:: Instructions to follow ::
Repeat the entries below exactly as they appear, with no pictures.

───── Records shown ─────

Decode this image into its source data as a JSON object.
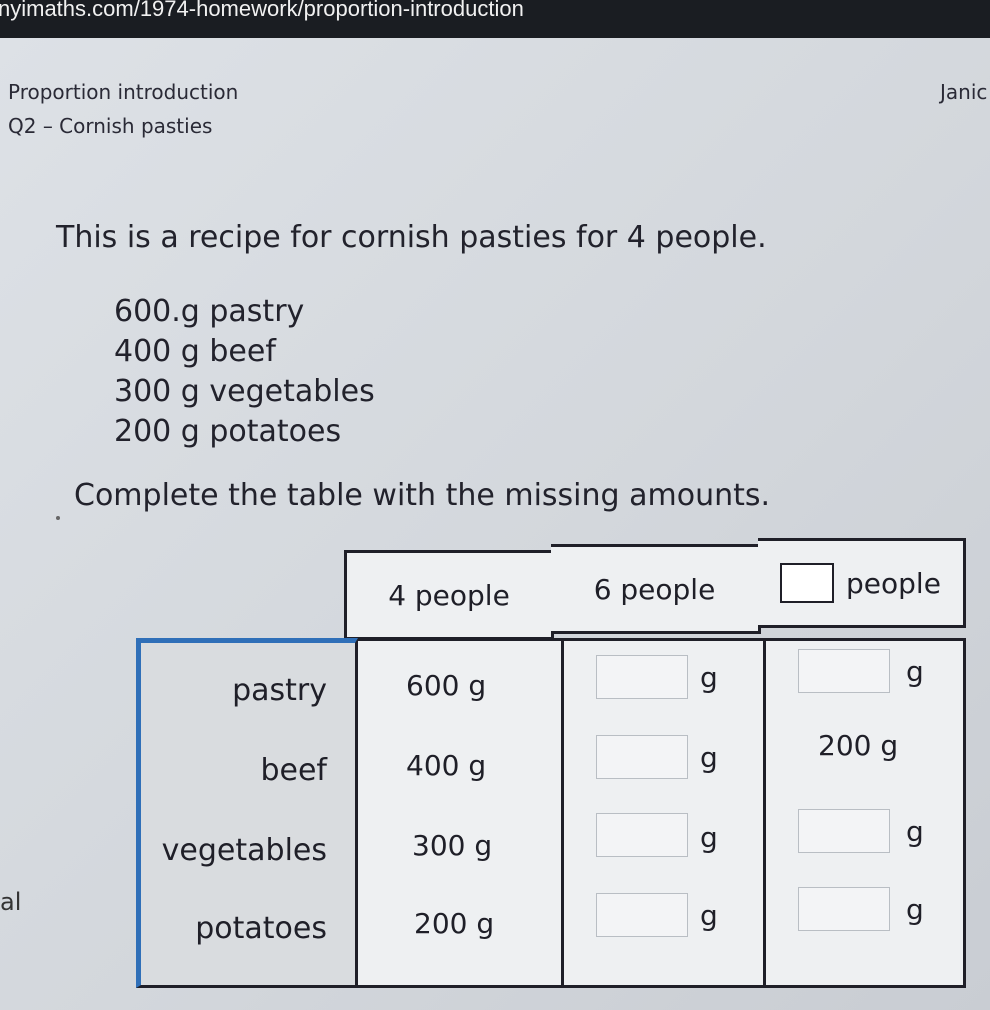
{
  "browser": {
    "url": "nyimaths.com/1974-homework/proportion-introduction"
  },
  "header": {
    "lesson_title": "Proportion introduction",
    "user_name": "Janic",
    "question_label": "Q2 – Cornish pasties"
  },
  "question": {
    "intro": "This is a recipe for cornish pasties for 4 people.",
    "ingredients": [
      "600.g pastry",
      "400 g beef",
      "300 g vegetables",
      "200 g potatoes"
    ],
    "instruction": "Complete the table with the missing amounts."
  },
  "table": {
    "headers": [
      "4 people",
      "6 people",
      "people"
    ],
    "rows": [
      {
        "label": "pastry",
        "four": "600 g",
        "six_unit": "g",
        "custom": "",
        "custom_unit": "g"
      },
      {
        "label": "beef",
        "four": "400 g",
        "six_unit": "g",
        "custom": "200 g",
        "custom_unit": ""
      },
      {
        "label": "vegetables",
        "four": "300 g",
        "six_unit": "g",
        "custom": "",
        "custom_unit": "g"
      },
      {
        "label": "potatoes",
        "four": "200 g",
        "six_unit": "g",
        "custom": "",
        "custom_unit": "g"
      }
    ]
  },
  "sidebar_fragments": {
    "mark_1": "al"
  }
}
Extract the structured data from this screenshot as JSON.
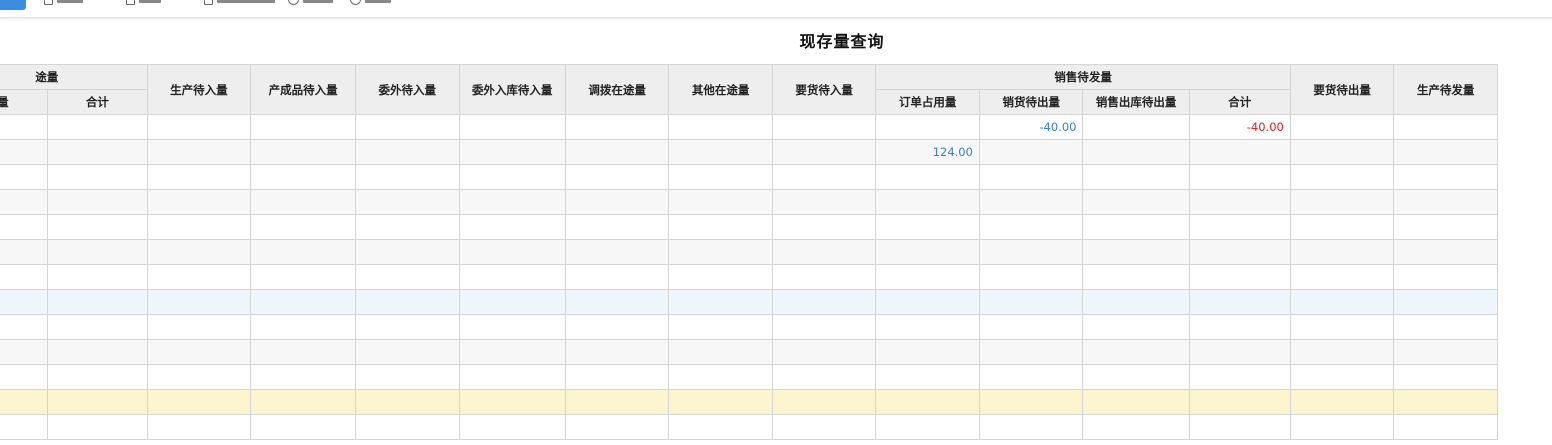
{
  "title": "现存量查询",
  "toolbar": {
    "items": [
      {
        "icon": "document-icon"
      },
      {
        "icon": "document-icon"
      },
      {
        "icon": "save-icon"
      },
      {
        "icon": "refresh-icon"
      },
      {
        "icon": "clock-icon"
      }
    ]
  },
  "colors": {
    "accent": "#3c8dde",
    "positive": "#3b7fd9",
    "negative": "#e02020",
    "selected_row": "#eef5fd",
    "highlight_row": "#fdf5cf"
  },
  "table": {
    "group_headers": {
      "in_transit": "途量",
      "sales_pending": "销售待发量"
    },
    "headers": {
      "in_qty": "入量",
      "in_total": "合计",
      "prod_pending_in": "生产待入量",
      "finished_pending_in": "产成品待入量",
      "outsource_pending_in": "委外待入量",
      "outsource_warehouse_pending_in": "委外入库待入量",
      "transfer_in_transit": "调拨在途量",
      "other_in_transit": "其他在途量",
      "requisition_pending_in": "要货待入量",
      "order_occupied": "订单占用量",
      "sales_pending_out": "销货待出量",
      "sales_warehouse_pending_out": "销售出库待出量",
      "sales_total": "合计",
      "requisition_pending_out": "要货待出量",
      "prod_pending_out": "生产待发量"
    },
    "rows": [
      {
        "sales_pending_out": "-40.00",
        "sales_total": "-40.00"
      },
      {
        "order_occupied": "124.00"
      },
      {},
      {},
      {},
      {},
      {},
      {},
      {},
      {},
      {},
      {},
      {}
    ],
    "selected_row": 7,
    "highlight_row": 11
  }
}
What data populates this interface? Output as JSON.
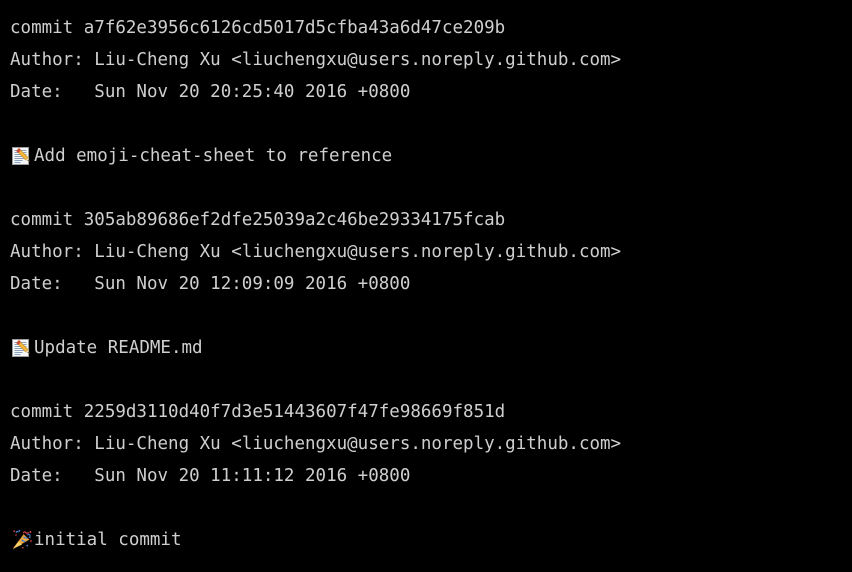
{
  "terminal": {
    "background_color": "#000000",
    "text_color": "#cfcfd1",
    "font_size_px": 17.5,
    "line_height_px": 32
  },
  "log": {
    "commits": [
      {
        "commit_line": "commit a7f62e3956c6126cd5017d5cfba43a6d47ce209b",
        "hash": "a7f62e3956c6126cd5017d5cfba43a6d47ce209b",
        "author_line": "Author: Liu-Cheng Xu <liuchengxu@users.noreply.github.com>",
        "author_name": "Liu-Cheng Xu",
        "author_email": "liuchengxu@users.noreply.github.com",
        "date_line": "Date:   Sun Nov 20 20:25:40 2016 +0800",
        "date": "Sun Nov 20 20:25:40 2016 +0800",
        "emoji": "memo-icon",
        "emoji_char": "📝",
        "message": "Add emoji-cheat-sheet to reference"
      },
      {
        "commit_line": "commit 305ab89686ef2dfe25039a2c46be29334175fcab",
        "hash": "305ab89686ef2dfe25039a2c46be29334175fcab",
        "author_line": "Author: Liu-Cheng Xu <liuchengxu@users.noreply.github.com>",
        "author_name": "Liu-Cheng Xu",
        "author_email": "liuchengxu@users.noreply.github.com",
        "date_line": "Date:   Sun Nov 20 12:09:09 2016 +0800",
        "date": "Sun Nov 20 12:09:09 2016 +0800",
        "emoji": "memo-icon",
        "emoji_char": "📝",
        "message": "Update README.md"
      },
      {
        "commit_line": "commit 2259d3110d40f7d3e51443607f47fe98669f851d",
        "hash": "2259d3110d40f7d3e51443607f47fe98669f851d",
        "author_line": "Author: Liu-Cheng Xu <liuchengxu@users.noreply.github.com>",
        "author_name": "Liu-Cheng Xu",
        "author_email": "liuchengxu@users.noreply.github.com",
        "date_line": "Date:   Sun Nov 20 11:11:12 2016 +0800",
        "date": "Sun Nov 20 11:11:12 2016 +0800",
        "emoji": "party-popper-icon",
        "emoji_char": "🎉",
        "message": "initial commit"
      }
    ]
  }
}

─────

:: Exercise result ::
Decode this image into its source data as a JSON object.
{
  "browser": {
    "url": "nyimaths.com/1974-homework/proportion-introduction"
  },
  "header": {
    "lesson_title": "Proportion introduction",
    "user_name": "Janic",
    "question_label": "Q2 – Cornish pasties"
  },
  "question": {
    "intro": "This is a recipe for cornish pasties for 4 people.",
    "ingredients": [
      "600.g pastry",
      "400 g beef",
      "300 g vegetables",
      "200 g potatoes"
    ],
    "instruction": "Complete the table with the missing amounts."
  },
  "table": {
    "headers": [
      "4 people",
      "6 people",
      "people"
    ],
    "rows": [
      {
        "label": "pastry",
        "four": "600 g",
        "six_unit": "g",
        "custom": "",
        "custom_unit": "g"
      },
      {
        "label": "beef",
        "four": "400 g",
        "six_unit": "g",
        "custom": "200 g",
        "custom_unit": ""
      },
      {
        "label": "vegetables",
        "four": "300 g",
        "six_unit": "g",
        "custom": "",
        "custom_unit": "g"
      },
      {
        "label": "potatoes",
        "four": "200 g",
        "six_unit": "g",
        "custom": "",
        "custom_unit": "g"
      }
    ]
  },
  "sidebar_fragments": {
    "mark_1": "al"
  }
}
Extract the structured data from this screenshot as JSON.
{
  "title": "现存量查询",
  "toolbar": {
    "items": [
      {
        "icon": "document-icon"
      },
      {
        "icon": "document-icon"
      },
      {
        "icon": "save-icon"
      },
      {
        "icon": "refresh-icon"
      },
      {
        "icon": "clock-icon"
      }
    ]
  },
  "colors": {
    "accent": "#3c8dde",
    "positive": "#3b7fd9",
    "negative": "#e02020",
    "selected_row": "#eef5fd",
    "highlight_row": "#fdf5cf"
  },
  "table": {
    "group_headers": {
      "in_transit": "途量",
      "sales_pending": "销售待发量"
    },
    "headers": {
      "in_qty": "入量",
      "in_total": "合计",
      "prod_pending_in": "生产待入量",
      "finished_pending_in": "产成品待入量",
      "outsource_pending_in": "委外待入量",
      "outsource_warehouse_pending_in": "委外入库待入量",
      "transfer_in_transit": "调拨在途量",
      "other_in_transit": "其他在途量",
      "requisition_pending_in": "要货待入量",
      "order_occupied": "订单占用量",
      "sales_pending_out": "销货待出量",
      "sales_warehouse_pending_out": "销售出库待出量",
      "sales_total": "合计",
      "requisition_pending_out": "要货待出量",
      "prod_pending_out": "生产待发量"
    },
    "rows": [
      {
        "sales_pending_out": "-40.00",
        "sales_total": "-40.00"
      },
      {
        "order_occupied": "124.00"
      },
      {},
      {},
      {},
      {},
      {},
      {},
      {},
      {},
      {},
      {},
      {}
    ],
    "selected_row": 7,
    "highlight_row": 11
  }
}
What data populates this interface? Output as JSON.
{
  "terminal": {
    "background_color": "#000000",
    "text_color": "#cfcfd1",
    "font_size_px": 17.5,
    "line_height_px": 32
  },
  "log": {
    "commits": [
      {
        "commit_line": "commit a7f62e3956c6126cd5017d5cfba43a6d47ce209b",
        "hash": "a7f62e3956c6126cd5017d5cfba43a6d47ce209b",
        "author_line": "Author: Liu-Cheng Xu <liuchengxu@users.noreply.github.com>",
        "author_name": "Liu-Cheng Xu",
        "author_email": "liuchengxu@users.noreply.github.com",
        "date_line": "Date:   Sun Nov 20 20:25:40 2016 +0800",
        "date": "Sun Nov 20 20:25:40 2016 +0800",
        "emoji": "memo-icon",
        "emoji_char": "📝",
        "message": "Add emoji-cheat-sheet to reference"
      },
      {
        "commit_line": "commit 305ab89686ef2dfe25039a2c46be29334175fcab",
        "hash": "305ab89686ef2dfe25039a2c46be29334175fcab",
        "author_line": "Author: Liu-Cheng Xu <liuchengxu@users.noreply.github.com>",
        "author_name": "Liu-Cheng Xu",
        "author_email": "liuchengxu@users.noreply.github.com",
        "date_line": "Date:   Sun Nov 20 12:09:09 2016 +0800",
        "date": "Sun Nov 20 12:09:09 2016 +0800",
        "emoji": "memo-icon",
        "emoji_char": "📝",
        "message": "Update README.md"
      },
      {
        "commit_line": "commit 2259d3110d40f7d3e51443607f47fe98669f851d",
        "hash": "2259d3110d40f7d3e51443607f47fe98669f851d",
        "author_line": "Author: Liu-Cheng Xu <liuchengxu@users.noreply.github.com>",
        "author_name": "Liu-Cheng Xu",
        "author_email": "liuchengxu@users.noreply.github.com",
        "date_line": "Date:   Sun Nov 20 11:11:12 2016 +0800",
        "date": "Sun Nov 20 11:11:12 2016 +0800",
        "emoji": "party-popper-icon",
        "emoji_char": "🎉",
        "message": "initial commit"
      }
    ]
  }
}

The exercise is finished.